## Start
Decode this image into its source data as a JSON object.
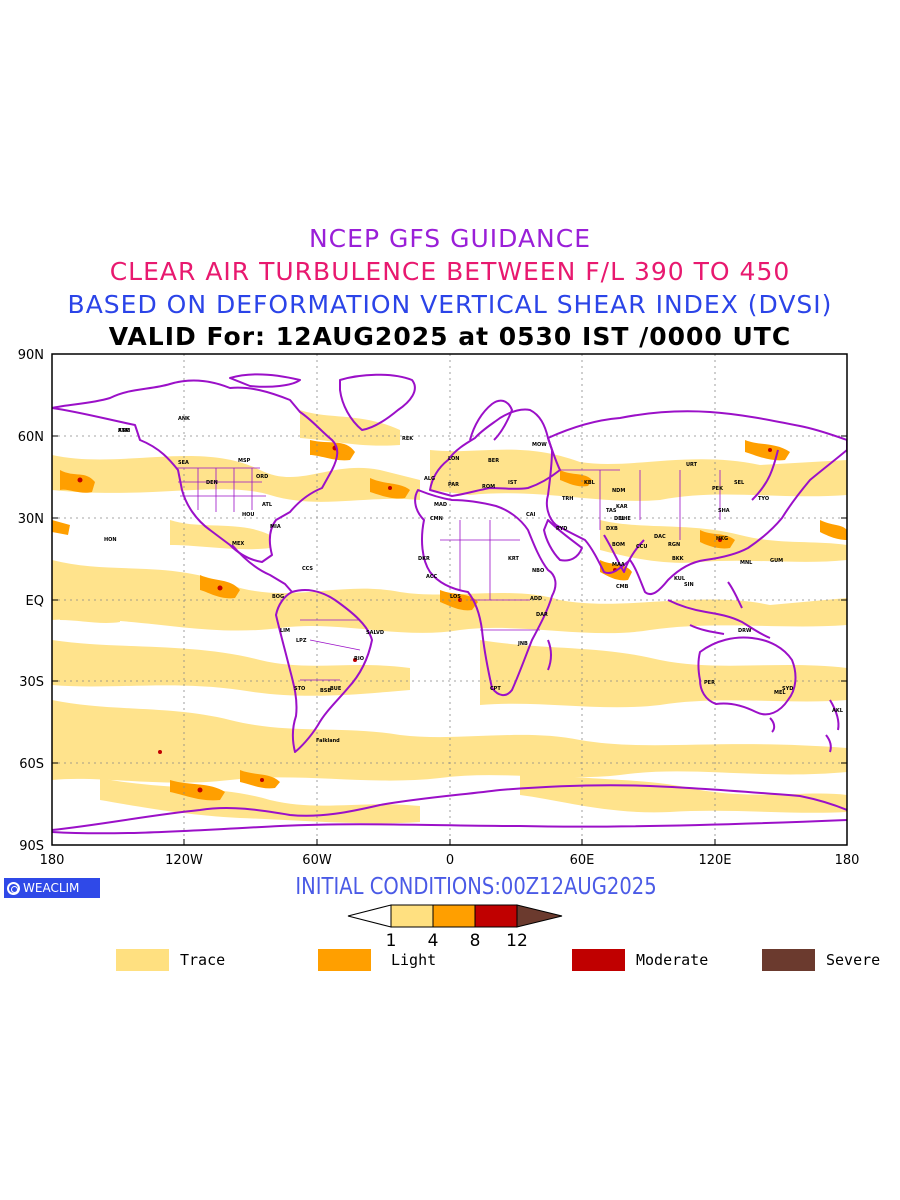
{
  "titles": {
    "line1": "NCEP GFS GUIDANCE",
    "line2": "CLEAR AIR TURBULENCE BETWEEN F/L 390 TO 450",
    "line3": "BASED ON DEFORMATION VERTICAL SHEAR INDEX (DVSI)",
    "line4": "VALID For: 12AUG2025 at 0530 IST /0000 UTC"
  },
  "colors": {
    "title1": "#9a1fd8",
    "title2": "#e8196f",
    "title3": "#2b44e8",
    "title4": "#000000",
    "coast": "#9b10c8",
    "trace": "#ffe080",
    "light": "#ff9f00",
    "moderate": "#c00000",
    "severe": "#6b3a2e"
  },
  "axes": {
    "lat_labels": [
      "90N",
      "60N",
      "30N",
      "EQ",
      "30S",
      "60S",
      "90S"
    ],
    "lon_labels": [
      "180",
      "120W",
      "60W",
      "0",
      "60E",
      "120E",
      "180"
    ]
  },
  "logo": {
    "text": "WEACLIM"
  },
  "initial_conditions": "INITIAL CONDITIONS:00Z12AUG2025",
  "colorbar": {
    "ticks": [
      "1",
      "4",
      "8",
      "12"
    ]
  },
  "legend": [
    {
      "label": "Trace",
      "color": "#ffe080"
    },
    {
      "label": "Light",
      "color": "#ff9f00"
    },
    {
      "label": "Moderate",
      "color": "#c00000"
    },
    {
      "label": "Severe",
      "color": "#6b3a2e"
    }
  ],
  "station_labels": [
    "ANC",
    "ANK",
    "SEA",
    "MSP",
    "ORD",
    "DEN",
    "ATL",
    "MIA",
    "HOU",
    "HON",
    "MEX",
    "BOG",
    "LIM",
    "LPZ",
    "STO",
    "BSB",
    "SALVD",
    "RIO",
    "CCS",
    "BUE",
    "Falkland",
    "REK",
    "LON",
    "PAR",
    "MAD",
    "ROM",
    "BER",
    "MOW",
    "IST",
    "CAI",
    "RYD",
    "DXB",
    "KRT",
    "NBO",
    "ADD",
    "DAR",
    "JNB",
    "CPT",
    "ACC",
    "LOS",
    "DKR",
    "CMN",
    "ALG",
    "TRH",
    "KBL",
    "DEL",
    "BOM",
    "CCU",
    "MAA",
    "CMB",
    "DAC",
    "RGN",
    "BKK",
    "KUL",
    "SIN",
    "HKG",
    "PEK",
    "SHA",
    "TYO",
    "SEL",
    "MNL",
    "DRW",
    "PER",
    "SYD",
    "MEL",
    "AKL",
    "GUM",
    "URT",
    "NDM",
    "TAS",
    "KAR",
    "LHE",
    "KTM"
  ]
}
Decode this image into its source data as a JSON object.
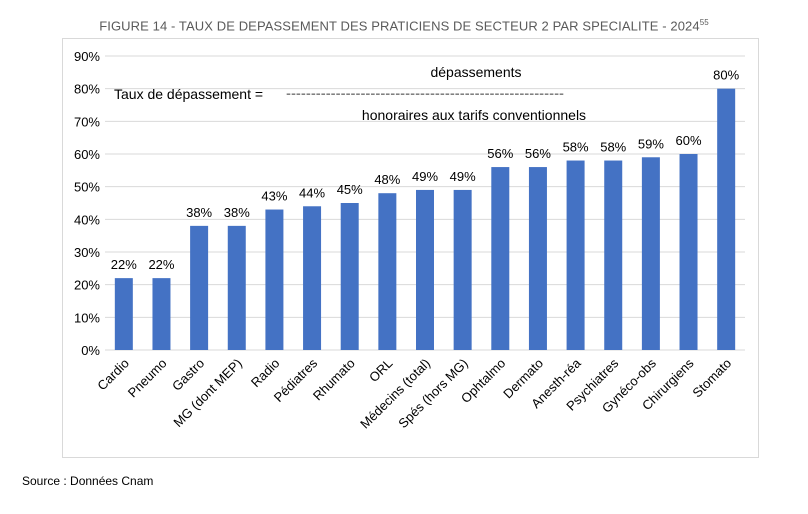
{
  "title": "FIGURE 14 - TAUX DE DEPASSEMENT DES PRATICIENS DE SECTEUR 2 PAR SPECIALITE - 2024",
  "title_footnote": "55",
  "source": "Source : Données Cnam",
  "chart_data": {
    "type": "bar",
    "categories": [
      "Cardio",
      "Pneumo",
      "Gastro",
      "MG (dont MEP)",
      "Radio",
      "Pédiatres",
      "Rhumato",
      "ORL",
      "Médecins (total)",
      "Spés (hors MG)",
      "Ophtalmo",
      "Dermato",
      "Anesth-réa",
      "Psychiatres",
      "Gynéco-obs",
      "Chirurgiens",
      "Stomato"
    ],
    "values": [
      22,
      22,
      38,
      38,
      43,
      44,
      45,
      48,
      49,
      49,
      56,
      56,
      58,
      58,
      59,
      60,
      80
    ],
    "data_labels": [
      "22%",
      "22%",
      "38%",
      "38%",
      "43%",
      "44%",
      "45%",
      "48%",
      "49%",
      "49%",
      "56%",
      "56%",
      "58%",
      "58%",
      "59%",
      "60%",
      "80%"
    ],
    "ylim": [
      0,
      90
    ],
    "yticks": [
      "0%",
      "10%",
      "20%",
      "30%",
      "40%",
      "50%",
      "60%",
      "70%",
      "80%",
      "90%"
    ],
    "grid": true,
    "bar_color": "#4472c4",
    "annotation": {
      "label": "Taux de dépassement =",
      "numerator": "dépassements",
      "fraction_line": "--------------------------------------------------------",
      "denominator": "honoraires aux tarifs conventionnels"
    }
  }
}
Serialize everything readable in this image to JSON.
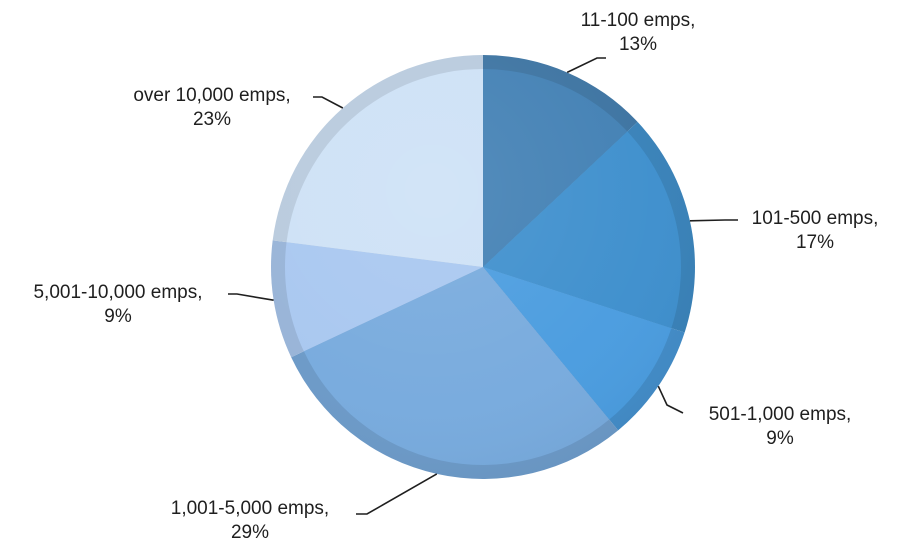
{
  "chart_data": {
    "type": "pie",
    "title": "",
    "categories": [
      "11-100 emps,",
      "101-500 emps,",
      "501-1,000 emps,",
      "1,001-5,000 emps,",
      "5,001-10,000 emps,",
      "over 10,000 emps,"
    ],
    "values": [
      13,
      17,
      9,
      29,
      9,
      23
    ],
    "value_labels": [
      "13%",
      "17%",
      "9%",
      "29%",
      "9%",
      "23%"
    ],
    "start_angle_deg": 0,
    "direction": "clockwise",
    "legend": "none",
    "data_labels": "outside-with-leader-lines",
    "colors": [
      "#3e78a8",
      "#3a86c0",
      "#4592d0",
      "#6f9fcf",
      "#9dbae0",
      "#c0d2e6"
    ]
  }
}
## End
_WORK INSTRUCTIONS_
Copy out the data above exactly, except the pictures.

_FINISHED TASK_
Decode this image into its source data as a JSON object.
{
  "titles": {
    "line1": "NCEP GFS GUIDANCE",
    "line2": "CLEAR AIR TURBULENCE BETWEEN F/L 390 TO 450",
    "line3": "BASED ON DEFORMATION VERTICAL SHEAR INDEX (DVSI)",
    "line4": "VALID For: 12AUG2025 at 0530 IST /0000 UTC"
  },
  "colors": {
    "title1": "#9a1fd8",
    "title2": "#e8196f",
    "title3": "#2b44e8",
    "title4": "#000000",
    "coast": "#9b10c8",
    "trace": "#ffe080",
    "light": "#ff9f00",
    "moderate": "#c00000",
    "severe": "#6b3a2e"
  },
  "axes": {
    "lat_labels": [
      "90N",
      "60N",
      "30N",
      "EQ",
      "30S",
      "60S",
      "90S"
    ],
    "lon_labels": [
      "180",
      "120W",
      "60W",
      "0",
      "60E",
      "120E",
      "180"
    ]
  },
  "logo": {
    "text": "WEACLIM"
  },
  "initial_conditions": "INITIAL CONDITIONS:00Z12AUG2025",
  "colorbar": {
    "ticks": [
      "1",
      "4",
      "8",
      "12"
    ]
  },
  "legend": [
    {
      "label": "Trace",
      "color": "#ffe080"
    },
    {
      "label": "Light",
      "color": "#ff9f00"
    },
    {
      "label": "Moderate",
      "color": "#c00000"
    },
    {
      "label": "Severe",
      "color": "#6b3a2e"
    }
  ],
  "station_labels": [
    "ANC",
    "ANK",
    "SEA",
    "MSP",
    "ORD",
    "DEN",
    "ATL",
    "MIA",
    "HOU",
    "HON",
    "MEX",
    "BOG",
    "LIM",
    "LPZ",
    "STO",
    "BSB",
    "SALVD",
    "RIO",
    "CCS",
    "BUE",
    "Falkland",
    "REK",
    "LON",
    "PAR",
    "MAD",
    "ROM",
    "BER",
    "MOW",
    "IST",
    "CAI",
    "RYD",
    "DXB",
    "KRT",
    "NBO",
    "ADD",
    "DAR",
    "JNB",
    "CPT",
    "ACC",
    "LOS",
    "DKR",
    "CMN",
    "ALG",
    "TRH",
    "KBL",
    "DEL",
    "BOM",
    "CCU",
    "MAA",
    "CMB",
    "DAC",
    "RGN",
    "BKK",
    "KUL",
    "SIN",
    "HKG",
    "PEK",
    "SHA",
    "TYO",
    "SEL",
    "MNL",
    "DRW",
    "PER",
    "SYD",
    "MEL",
    "AKL",
    "GUM",
    "URT",
    "NDM",
    "TAS",
    "KAR",
    "LHE",
    "KTM"
  ]
}
Decode this image into its source data as a JSON object.
{
  "title": "FIGURE 14 - TAUX DE DEPASSEMENT DES PRATICIENS DE SECTEUR 2 PAR SPECIALITE - 2024",
  "title_footnote": "55",
  "source": "Source : Données Cnam",
  "chart_data": {
    "type": "bar",
    "categories": [
      "Cardio",
      "Pneumo",
      "Gastro",
      "MG (dont MEP)",
      "Radio",
      "Pédiatres",
      "Rhumato",
      "ORL",
      "Médecins (total)",
      "Spés (hors MG)",
      "Ophtalmo",
      "Dermato",
      "Anesth-réa",
      "Psychiatres",
      "Gynéco-obs",
      "Chirurgiens",
      "Stomato"
    ],
    "values": [
      22,
      22,
      38,
      38,
      43,
      44,
      45,
      48,
      49,
      49,
      56,
      56,
      58,
      58,
      59,
      60,
      80
    ],
    "data_labels": [
      "22%",
      "22%",
      "38%",
      "38%",
      "43%",
      "44%",
      "45%",
      "48%",
      "49%",
      "49%",
      "56%",
      "56%",
      "58%",
      "58%",
      "59%",
      "60%",
      "80%"
    ],
    "ylim": [
      0,
      90
    ],
    "yticks": [
      "0%",
      "10%",
      "20%",
      "30%",
      "40%",
      "50%",
      "60%",
      "70%",
      "80%",
      "90%"
    ],
    "grid": true,
    "bar_color": "#4472c4",
    "annotation": {
      "label": "Taux de dépassement =",
      "numerator": "dépassements",
      "fraction_line": "--------------------------------------------------------",
      "denominator": "honoraires aux tarifs conventionnels"
    }
  }
}
Serialize everything readable in this image to JSON.
{
  "chart_data": {
    "type": "pie",
    "title": "",
    "categories": [
      "11-100 emps,",
      "101-500 emps,",
      "501-1,000 emps,",
      "1,001-5,000 emps,",
      "5,001-10,000 emps,",
      "over 10,000 emps,"
    ],
    "values": [
      13,
      17,
      9,
      29,
      9,
      23
    ],
    "value_labels": [
      "13%",
      "17%",
      "9%",
      "29%",
      "9%",
      "23%"
    ],
    "start_angle_deg": 0,
    "direction": "clockwise",
    "legend": "none",
    "data_labels": "outside-with-leader-lines",
    "colors": [
      "#3e78a8",
      "#3a86c0",
      "#4592d0",
      "#6f9fcf",
      "#9dbae0",
      "#c0d2e6"
    ]
  }
}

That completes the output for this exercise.